### DIRECTIONS
Check each line of the material below, and copy it if it holds the string "content".

--- --- ---

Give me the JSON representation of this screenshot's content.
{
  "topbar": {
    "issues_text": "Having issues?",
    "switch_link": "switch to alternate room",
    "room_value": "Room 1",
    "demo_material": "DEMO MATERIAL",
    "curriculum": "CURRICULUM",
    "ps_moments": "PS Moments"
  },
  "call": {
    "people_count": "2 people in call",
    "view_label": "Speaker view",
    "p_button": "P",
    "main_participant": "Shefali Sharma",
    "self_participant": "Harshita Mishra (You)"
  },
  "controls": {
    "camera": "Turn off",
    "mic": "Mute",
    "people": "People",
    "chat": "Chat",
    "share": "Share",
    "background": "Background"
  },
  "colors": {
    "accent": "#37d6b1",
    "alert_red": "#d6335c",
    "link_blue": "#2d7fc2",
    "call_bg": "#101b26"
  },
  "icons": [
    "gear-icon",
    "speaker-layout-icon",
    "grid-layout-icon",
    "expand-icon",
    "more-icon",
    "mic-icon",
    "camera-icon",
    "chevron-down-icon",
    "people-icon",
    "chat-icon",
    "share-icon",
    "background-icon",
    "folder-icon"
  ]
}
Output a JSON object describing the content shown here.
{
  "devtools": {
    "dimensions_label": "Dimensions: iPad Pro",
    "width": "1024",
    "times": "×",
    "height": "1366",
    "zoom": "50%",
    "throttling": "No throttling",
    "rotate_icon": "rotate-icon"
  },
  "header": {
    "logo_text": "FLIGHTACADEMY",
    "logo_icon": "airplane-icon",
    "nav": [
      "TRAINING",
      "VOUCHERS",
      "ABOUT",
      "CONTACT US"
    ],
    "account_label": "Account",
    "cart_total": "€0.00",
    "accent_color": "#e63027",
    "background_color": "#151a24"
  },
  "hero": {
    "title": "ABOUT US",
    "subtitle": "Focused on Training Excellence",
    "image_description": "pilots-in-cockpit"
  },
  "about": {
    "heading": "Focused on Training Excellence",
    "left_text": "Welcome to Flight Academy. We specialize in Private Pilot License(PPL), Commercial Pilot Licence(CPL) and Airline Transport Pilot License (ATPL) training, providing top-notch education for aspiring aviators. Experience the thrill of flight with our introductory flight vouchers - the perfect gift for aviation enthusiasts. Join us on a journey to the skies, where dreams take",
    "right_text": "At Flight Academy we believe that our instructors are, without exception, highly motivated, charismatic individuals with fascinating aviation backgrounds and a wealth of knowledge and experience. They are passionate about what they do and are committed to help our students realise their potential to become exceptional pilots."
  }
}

--- --- ---

### OUTPUT BELOW
Give me the JSON representation of this screenshot's content.
Output a JSON object describing the content shown here.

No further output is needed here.